→ **Aim**
Copy out all the lines where "JSON" shows up.

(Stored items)
:::::
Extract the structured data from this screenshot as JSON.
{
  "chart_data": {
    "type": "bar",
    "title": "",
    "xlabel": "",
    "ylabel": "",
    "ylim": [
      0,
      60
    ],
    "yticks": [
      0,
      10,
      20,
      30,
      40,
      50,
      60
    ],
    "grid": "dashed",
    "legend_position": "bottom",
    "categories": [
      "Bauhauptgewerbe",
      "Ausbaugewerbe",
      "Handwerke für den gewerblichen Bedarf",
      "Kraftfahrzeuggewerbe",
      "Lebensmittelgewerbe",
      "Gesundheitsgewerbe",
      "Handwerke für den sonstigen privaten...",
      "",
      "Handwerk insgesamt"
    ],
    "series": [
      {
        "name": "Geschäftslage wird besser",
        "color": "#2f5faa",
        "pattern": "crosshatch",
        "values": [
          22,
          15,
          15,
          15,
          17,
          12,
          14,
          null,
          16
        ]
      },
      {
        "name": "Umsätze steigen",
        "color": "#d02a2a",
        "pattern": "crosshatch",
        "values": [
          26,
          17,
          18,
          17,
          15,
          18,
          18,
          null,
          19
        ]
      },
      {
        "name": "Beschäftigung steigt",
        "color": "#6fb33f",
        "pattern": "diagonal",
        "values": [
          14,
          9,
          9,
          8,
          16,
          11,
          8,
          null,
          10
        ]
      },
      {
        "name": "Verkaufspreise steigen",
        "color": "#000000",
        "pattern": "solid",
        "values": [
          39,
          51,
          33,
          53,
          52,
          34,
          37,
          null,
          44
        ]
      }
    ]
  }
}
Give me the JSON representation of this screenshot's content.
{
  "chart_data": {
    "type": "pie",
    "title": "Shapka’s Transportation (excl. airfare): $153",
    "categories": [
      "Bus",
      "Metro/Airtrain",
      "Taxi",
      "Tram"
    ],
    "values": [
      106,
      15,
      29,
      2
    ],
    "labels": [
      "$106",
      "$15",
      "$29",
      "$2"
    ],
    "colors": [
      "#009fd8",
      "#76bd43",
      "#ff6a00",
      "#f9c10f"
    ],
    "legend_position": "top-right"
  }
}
:::::
→ **Solution to the problem**
Extract the structured data from this screenshot as JSON.
Give me the JSON representation of this screenshot's content.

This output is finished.